-- EXERCISE --
Return each line of the material verbatim.

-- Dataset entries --
● ● ● ● ● ● ●
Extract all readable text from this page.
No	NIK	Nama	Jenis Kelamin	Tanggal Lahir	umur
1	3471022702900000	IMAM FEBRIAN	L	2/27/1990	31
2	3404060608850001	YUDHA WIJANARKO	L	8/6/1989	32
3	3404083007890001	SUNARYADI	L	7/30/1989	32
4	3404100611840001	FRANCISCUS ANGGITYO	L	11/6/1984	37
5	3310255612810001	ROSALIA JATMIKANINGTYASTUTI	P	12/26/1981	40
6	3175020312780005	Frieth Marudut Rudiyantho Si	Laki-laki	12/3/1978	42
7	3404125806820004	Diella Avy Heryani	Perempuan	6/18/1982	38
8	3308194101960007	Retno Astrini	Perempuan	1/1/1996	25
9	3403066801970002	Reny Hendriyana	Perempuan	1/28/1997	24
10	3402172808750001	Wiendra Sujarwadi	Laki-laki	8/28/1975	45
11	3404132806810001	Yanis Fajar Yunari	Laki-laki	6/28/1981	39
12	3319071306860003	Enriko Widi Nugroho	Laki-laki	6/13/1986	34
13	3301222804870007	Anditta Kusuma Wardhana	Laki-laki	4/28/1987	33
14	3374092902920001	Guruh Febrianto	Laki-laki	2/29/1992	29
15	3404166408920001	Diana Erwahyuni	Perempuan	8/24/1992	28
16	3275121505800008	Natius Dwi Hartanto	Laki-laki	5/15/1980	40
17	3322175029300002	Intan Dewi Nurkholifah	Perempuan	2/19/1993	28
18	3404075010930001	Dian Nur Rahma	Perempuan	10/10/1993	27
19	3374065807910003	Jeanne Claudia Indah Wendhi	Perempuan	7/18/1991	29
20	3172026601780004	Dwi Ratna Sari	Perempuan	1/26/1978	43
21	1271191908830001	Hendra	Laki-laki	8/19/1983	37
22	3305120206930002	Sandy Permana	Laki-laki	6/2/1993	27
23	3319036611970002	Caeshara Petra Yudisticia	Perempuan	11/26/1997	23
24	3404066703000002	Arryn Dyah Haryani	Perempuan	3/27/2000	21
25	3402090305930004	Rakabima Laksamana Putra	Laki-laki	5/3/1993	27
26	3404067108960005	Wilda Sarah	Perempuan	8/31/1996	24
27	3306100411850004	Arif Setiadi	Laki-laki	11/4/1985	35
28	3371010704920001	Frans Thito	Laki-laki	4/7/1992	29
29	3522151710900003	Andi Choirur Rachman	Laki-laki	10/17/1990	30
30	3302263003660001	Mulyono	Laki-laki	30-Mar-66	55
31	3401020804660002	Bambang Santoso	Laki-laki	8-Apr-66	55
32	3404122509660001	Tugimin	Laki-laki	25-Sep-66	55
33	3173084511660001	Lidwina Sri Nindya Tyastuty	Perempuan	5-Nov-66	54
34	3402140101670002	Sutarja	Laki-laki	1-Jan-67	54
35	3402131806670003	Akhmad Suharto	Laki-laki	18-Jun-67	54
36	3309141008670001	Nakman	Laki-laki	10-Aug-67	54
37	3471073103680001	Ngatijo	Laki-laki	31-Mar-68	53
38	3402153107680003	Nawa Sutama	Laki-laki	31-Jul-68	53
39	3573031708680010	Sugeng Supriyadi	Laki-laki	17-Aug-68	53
● ● ● ● ● ● ●
-- TASK RESPONSE --
Extract all readable text from this page.
No	NIK	Nama	Jenis Kelamin	Tanggal Lahir	umur
1	3471022702900000	IMAM FEBRIAN	L	2/27/1990	31
2	3404060608850001	YUDHA WIJANARKO	L	8/6/1989	32
3	3404083007890001	SUNARYADI	L	7/30/1989	32
4	3404100611840001	FRANCISCUS ANGGITYO	L	11/6/1984	37
5	3310255612810001	ROSALIA JATMIKANINGTYASTUTI	P	12/26/1981	40
6	3175020312780005	Frieth Marudut Rudiyantho Si	Laki-laki	12/3/1978	42
7	3404125806820004	Diella Avy Heryani	Perempuan	6/18/1982	38
8	3308194101960007	Retno Astrini	Perempuan	1/1/1996	25
9	3403066801970002	Reny Hendriyana	Perempuan	1/28/1997	24
10	3402172808750001	Wiendra Sujarwadi	Laki-laki	8/28/1975	45
11	3404132806810001	Yanis Fajar Yunari	Laki-laki	6/28/1981	39
12	3319071306860003	Enriko Widi Nugroho	Laki-laki	6/13/1986	34
13	3301222804870007	Anditta Kusuma Wardhana	Laki-laki	4/28/1987	33
14	3374092902920001	Guruh Febrianto	Laki-laki	2/29/1992	29
15	3404166408920001	Diana Erwahyuni	Perempuan	8/24/1992	28
16	3275121505800008	Natius Dwi Hartanto	Laki-laki	5/15/1980	40
17	3322175029300002	Intan Dewi Nurkholifah	Perempuan	2/19/1993	28
18	3404075010930001	Dian Nur Rahma	Perempuan	10/10/1993	27
19	3374065807910003	Jeanne Claudia Indah Wendhi	Perempuan	7/18/1991	29
20	3172026601780004	Dwi Ratna Sari	Perempuan	1/26/1978	43
21	1271191908830001	Hendra	Laki-laki	8/19/1983	37
22	3305120206930002	Sandy Permana	Laki-laki	6/2/1993	27
23	3319036611970002	Caeshara Petra Yudisticia	Perempuan	11/26/1997	23
24	3404066703000002	Arryn Dyah Haryani	Perempuan	3/27/2000	21
25	3402090305930004	Rakabima Laksamana Putra	Laki-laki	5/3/1993	27
26	3404067108960005	Wilda Sarah	Perempuan	8/31/1996	24
27	3306100411850004	Arif Setiadi	Laki-laki	11/4/1985	35
28	3371010704920001	Frans Thito	Laki-laki	4/7/1992	29
29	3522151710900003	Andi Choirur Rachman	Laki-laki	10/17/1990	30
30	3302263003660001	Mulyono	Laki-laki	30-Mar-66	55
31	3401020804660002	Bambang Santoso	Laki-laki	8-Apr-66	55
32	3404122509660001	Tugimin	Laki-laki	25-Sep-66	55
33	3173084511660001	Lidwina Sri Nindya Tyastuty	Perempuan	5-Nov-66	54
34	3402140101670002	Sutarja	Laki-laki	1-Jan-67	54
35	3402131806670003	Akhmad Suharto	Laki-laki	18-Jun-67	54
36	3309141008670001	Nakman	Laki-laki	10-Aug-67	54
37	3471073103680001	Ngatijo	Laki-laki	31-Mar-68	53
38	3402153107680003	Nawa Sutama	Laki-laki	31-Jul-68	53
39	3573031708680010	Sugeng Supriyadi	Laki-laki	17-Aug-68	53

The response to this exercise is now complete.